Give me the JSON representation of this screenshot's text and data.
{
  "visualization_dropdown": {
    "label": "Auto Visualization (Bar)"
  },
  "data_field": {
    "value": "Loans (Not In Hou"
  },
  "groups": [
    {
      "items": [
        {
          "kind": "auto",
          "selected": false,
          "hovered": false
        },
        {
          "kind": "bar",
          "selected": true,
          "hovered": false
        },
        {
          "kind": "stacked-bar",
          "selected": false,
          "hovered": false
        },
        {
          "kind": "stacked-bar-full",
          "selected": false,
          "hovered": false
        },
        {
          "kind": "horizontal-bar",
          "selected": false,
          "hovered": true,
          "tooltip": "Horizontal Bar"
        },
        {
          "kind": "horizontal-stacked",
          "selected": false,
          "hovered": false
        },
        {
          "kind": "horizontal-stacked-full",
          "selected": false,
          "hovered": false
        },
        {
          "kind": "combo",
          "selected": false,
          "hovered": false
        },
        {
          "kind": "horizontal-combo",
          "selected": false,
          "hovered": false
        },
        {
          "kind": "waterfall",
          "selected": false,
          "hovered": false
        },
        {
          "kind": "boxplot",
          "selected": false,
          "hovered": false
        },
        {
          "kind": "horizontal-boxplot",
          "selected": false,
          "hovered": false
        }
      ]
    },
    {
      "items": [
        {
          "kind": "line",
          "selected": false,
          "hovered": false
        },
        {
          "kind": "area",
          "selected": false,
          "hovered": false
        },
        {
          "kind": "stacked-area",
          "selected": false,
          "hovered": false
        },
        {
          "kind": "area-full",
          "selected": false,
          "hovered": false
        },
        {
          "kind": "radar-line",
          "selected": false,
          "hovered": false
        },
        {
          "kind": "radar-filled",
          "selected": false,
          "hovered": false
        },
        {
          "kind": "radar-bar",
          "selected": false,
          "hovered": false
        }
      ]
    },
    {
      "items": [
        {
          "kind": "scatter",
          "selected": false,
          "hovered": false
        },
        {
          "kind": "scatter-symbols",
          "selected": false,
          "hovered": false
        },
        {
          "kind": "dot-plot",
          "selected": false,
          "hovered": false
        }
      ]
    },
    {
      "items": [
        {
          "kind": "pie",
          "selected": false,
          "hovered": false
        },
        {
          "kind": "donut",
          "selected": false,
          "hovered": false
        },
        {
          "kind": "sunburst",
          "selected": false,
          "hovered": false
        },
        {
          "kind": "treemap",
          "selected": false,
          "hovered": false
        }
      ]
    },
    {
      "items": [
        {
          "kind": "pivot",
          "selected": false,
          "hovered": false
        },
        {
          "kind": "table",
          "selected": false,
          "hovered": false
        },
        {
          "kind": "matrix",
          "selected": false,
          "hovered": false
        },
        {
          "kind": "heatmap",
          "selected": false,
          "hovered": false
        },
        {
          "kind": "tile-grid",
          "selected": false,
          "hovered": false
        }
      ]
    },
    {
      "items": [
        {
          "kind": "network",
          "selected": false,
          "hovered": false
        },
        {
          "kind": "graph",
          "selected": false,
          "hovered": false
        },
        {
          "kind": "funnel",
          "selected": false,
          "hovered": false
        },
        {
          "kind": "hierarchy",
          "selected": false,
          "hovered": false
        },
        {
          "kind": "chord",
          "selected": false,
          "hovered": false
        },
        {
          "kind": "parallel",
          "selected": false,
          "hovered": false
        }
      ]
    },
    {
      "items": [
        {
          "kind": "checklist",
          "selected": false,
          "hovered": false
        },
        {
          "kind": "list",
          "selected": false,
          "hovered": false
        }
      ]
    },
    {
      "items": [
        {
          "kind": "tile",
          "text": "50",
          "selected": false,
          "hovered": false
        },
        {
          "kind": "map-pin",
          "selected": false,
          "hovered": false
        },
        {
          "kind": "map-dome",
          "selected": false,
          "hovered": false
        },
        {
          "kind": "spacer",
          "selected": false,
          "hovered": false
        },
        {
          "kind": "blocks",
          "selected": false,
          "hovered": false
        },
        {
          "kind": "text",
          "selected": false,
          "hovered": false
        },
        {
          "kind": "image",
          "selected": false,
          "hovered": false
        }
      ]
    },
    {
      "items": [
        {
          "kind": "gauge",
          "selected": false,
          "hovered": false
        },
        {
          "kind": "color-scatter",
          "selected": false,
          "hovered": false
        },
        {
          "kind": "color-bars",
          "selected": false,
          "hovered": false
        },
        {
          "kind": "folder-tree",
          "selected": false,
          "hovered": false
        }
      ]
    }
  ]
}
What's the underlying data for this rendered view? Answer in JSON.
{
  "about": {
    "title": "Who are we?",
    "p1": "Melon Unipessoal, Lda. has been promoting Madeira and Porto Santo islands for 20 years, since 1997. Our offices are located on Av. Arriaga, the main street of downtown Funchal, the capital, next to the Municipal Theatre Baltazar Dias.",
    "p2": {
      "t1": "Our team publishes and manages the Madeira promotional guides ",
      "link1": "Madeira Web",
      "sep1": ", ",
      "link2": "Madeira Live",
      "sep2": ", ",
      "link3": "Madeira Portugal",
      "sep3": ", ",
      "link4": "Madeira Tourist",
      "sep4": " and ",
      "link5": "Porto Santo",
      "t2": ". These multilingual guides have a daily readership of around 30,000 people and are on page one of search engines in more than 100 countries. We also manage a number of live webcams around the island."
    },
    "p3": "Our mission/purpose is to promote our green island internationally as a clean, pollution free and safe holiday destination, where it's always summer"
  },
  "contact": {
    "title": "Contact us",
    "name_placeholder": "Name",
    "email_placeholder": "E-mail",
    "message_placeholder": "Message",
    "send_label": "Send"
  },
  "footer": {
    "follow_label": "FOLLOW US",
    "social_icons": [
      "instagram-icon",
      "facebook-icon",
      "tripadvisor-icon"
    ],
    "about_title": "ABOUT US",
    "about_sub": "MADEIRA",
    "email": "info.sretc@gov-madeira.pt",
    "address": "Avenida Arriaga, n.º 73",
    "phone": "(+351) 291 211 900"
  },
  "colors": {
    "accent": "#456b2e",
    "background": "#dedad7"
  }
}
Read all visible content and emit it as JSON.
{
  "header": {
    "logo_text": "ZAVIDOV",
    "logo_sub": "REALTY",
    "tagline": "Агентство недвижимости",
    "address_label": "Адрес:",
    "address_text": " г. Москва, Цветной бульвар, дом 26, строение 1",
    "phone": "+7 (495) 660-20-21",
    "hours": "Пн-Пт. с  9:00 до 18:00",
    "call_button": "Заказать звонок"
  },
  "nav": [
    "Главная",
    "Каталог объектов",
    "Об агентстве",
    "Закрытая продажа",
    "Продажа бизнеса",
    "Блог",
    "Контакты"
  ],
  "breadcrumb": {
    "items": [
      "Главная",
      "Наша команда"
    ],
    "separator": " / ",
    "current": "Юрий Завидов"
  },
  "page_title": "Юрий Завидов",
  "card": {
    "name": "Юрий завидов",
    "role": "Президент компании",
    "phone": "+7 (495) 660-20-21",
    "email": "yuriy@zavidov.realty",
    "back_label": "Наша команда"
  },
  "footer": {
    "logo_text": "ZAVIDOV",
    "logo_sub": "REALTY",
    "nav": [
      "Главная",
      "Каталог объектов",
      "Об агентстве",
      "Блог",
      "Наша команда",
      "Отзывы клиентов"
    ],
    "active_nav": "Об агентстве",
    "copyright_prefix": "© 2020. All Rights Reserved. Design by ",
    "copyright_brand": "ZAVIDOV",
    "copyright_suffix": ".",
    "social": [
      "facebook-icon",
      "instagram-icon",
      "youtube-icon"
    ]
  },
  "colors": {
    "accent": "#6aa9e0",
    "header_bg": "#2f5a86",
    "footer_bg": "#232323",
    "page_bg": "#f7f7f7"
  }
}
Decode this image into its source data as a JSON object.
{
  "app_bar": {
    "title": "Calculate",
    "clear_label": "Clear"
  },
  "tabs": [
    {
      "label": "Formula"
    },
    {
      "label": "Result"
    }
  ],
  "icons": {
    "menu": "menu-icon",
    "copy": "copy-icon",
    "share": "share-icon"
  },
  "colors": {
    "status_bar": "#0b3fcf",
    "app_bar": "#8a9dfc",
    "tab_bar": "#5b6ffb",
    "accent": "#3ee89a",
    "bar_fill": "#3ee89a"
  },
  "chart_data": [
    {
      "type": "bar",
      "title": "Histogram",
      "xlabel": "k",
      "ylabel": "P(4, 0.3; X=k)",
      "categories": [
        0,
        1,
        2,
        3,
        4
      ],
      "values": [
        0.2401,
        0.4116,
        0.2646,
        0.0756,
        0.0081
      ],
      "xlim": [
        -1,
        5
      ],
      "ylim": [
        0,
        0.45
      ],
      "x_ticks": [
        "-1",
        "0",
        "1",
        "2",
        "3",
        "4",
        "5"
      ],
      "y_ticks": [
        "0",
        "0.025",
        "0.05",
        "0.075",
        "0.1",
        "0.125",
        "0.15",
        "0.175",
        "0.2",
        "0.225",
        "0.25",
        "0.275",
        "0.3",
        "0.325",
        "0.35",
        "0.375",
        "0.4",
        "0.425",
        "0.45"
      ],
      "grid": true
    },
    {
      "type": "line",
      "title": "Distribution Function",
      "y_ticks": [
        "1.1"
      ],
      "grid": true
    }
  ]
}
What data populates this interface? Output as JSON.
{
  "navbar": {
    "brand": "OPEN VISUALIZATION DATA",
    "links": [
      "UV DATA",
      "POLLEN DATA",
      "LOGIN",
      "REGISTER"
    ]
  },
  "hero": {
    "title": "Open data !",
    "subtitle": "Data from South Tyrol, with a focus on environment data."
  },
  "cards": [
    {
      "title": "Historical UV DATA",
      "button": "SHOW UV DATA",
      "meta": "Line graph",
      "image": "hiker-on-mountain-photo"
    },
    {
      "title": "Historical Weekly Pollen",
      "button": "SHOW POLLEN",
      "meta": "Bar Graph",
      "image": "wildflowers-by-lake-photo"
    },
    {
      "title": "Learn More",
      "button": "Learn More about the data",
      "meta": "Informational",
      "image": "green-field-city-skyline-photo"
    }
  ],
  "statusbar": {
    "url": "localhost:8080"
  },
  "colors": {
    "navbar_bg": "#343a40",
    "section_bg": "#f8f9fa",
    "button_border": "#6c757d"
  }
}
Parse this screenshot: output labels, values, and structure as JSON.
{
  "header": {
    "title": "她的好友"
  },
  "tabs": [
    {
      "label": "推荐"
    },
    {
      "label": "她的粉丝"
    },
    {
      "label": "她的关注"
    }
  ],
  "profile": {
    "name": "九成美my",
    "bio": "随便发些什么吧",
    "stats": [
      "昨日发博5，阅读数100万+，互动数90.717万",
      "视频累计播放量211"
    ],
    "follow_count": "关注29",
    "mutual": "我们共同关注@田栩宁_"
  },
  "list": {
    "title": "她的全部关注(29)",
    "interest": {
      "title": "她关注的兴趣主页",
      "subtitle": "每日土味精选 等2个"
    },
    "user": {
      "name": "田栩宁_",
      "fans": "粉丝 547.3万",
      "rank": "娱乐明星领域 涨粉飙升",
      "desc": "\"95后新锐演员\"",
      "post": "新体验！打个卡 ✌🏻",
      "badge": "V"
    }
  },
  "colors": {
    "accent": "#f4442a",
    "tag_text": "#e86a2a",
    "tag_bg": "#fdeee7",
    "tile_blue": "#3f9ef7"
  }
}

*WHAT IS ASKED*
Pick out every line with the string "SHOW" and copy it.

*SOLUTION FOR THIS TASK*
      "button": "SHOW UV DATA",
      "button": "SHOW POLLEN",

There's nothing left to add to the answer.